* Instruction *
Your task is to locate every line holding the string "name" and to copy each of them.

■ ■ ■ ■

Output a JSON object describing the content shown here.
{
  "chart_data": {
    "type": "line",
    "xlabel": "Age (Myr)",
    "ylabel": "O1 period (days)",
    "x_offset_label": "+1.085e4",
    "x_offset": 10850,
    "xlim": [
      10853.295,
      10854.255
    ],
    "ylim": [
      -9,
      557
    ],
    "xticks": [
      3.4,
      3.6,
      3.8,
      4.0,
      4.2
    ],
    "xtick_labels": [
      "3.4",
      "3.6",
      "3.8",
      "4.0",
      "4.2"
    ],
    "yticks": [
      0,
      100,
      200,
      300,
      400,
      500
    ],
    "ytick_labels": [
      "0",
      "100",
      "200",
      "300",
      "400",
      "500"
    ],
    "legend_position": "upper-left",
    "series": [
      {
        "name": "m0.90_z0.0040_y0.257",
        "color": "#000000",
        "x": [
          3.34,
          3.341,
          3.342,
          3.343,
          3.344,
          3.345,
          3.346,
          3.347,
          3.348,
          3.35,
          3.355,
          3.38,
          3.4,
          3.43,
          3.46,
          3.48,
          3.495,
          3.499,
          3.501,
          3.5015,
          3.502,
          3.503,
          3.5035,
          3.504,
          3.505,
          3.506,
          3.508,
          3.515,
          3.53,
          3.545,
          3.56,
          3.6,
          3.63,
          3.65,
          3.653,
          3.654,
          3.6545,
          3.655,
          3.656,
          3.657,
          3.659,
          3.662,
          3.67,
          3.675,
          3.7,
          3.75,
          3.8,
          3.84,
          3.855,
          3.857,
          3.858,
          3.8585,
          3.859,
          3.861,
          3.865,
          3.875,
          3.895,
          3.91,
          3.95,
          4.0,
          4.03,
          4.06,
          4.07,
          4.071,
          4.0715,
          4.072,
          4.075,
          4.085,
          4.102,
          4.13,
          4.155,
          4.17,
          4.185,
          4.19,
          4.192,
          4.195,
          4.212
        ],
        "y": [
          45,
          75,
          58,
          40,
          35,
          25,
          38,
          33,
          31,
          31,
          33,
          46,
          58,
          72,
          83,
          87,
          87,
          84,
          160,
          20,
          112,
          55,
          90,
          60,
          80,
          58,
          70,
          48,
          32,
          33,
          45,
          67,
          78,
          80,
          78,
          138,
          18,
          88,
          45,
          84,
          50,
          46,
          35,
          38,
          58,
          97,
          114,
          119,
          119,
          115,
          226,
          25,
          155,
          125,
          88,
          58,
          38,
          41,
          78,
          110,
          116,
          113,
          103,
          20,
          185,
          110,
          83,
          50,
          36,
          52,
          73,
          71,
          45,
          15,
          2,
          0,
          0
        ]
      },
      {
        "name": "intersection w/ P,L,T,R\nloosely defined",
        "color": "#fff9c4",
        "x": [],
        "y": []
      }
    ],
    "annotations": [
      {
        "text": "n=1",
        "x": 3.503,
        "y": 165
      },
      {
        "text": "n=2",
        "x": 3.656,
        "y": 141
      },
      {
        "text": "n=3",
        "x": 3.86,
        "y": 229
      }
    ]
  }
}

■ ■ ■ ■

* Result *
        "name": "m0.90_z0.0040_y0.257",
        "name": "intersection w/ P,L,T,R\nloosely defined",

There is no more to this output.